* begin *

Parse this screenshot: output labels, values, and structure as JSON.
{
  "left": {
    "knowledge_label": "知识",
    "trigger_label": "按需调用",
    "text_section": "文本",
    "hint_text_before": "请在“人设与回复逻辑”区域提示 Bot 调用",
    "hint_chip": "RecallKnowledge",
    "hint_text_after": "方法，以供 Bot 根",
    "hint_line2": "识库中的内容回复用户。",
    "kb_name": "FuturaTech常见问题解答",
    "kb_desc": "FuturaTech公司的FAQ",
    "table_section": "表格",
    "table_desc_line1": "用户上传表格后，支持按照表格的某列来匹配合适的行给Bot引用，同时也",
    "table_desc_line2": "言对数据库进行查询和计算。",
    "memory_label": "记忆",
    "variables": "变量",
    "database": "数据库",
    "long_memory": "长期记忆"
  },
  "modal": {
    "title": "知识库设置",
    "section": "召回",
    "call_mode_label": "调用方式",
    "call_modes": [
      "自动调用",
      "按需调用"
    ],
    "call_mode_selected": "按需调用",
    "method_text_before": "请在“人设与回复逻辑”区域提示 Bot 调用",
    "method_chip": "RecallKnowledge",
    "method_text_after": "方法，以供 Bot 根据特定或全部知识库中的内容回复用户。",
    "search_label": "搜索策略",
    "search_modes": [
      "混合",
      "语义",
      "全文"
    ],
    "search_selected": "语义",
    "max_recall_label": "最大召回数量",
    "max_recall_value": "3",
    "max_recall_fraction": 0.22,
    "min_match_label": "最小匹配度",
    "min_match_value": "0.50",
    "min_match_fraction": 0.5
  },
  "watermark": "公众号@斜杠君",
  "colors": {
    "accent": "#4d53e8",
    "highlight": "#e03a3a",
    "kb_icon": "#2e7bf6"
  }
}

* end *

### Written request
Pick out every line above that contains the word "区域提示" and copy it.

### Correct response
    "hint_text_before": "请在“人设与回复逻辑”区域提示 Bot 调用",
    "method_text_before": "请在“人设与回复逻辑”区域提示 Bot 调用",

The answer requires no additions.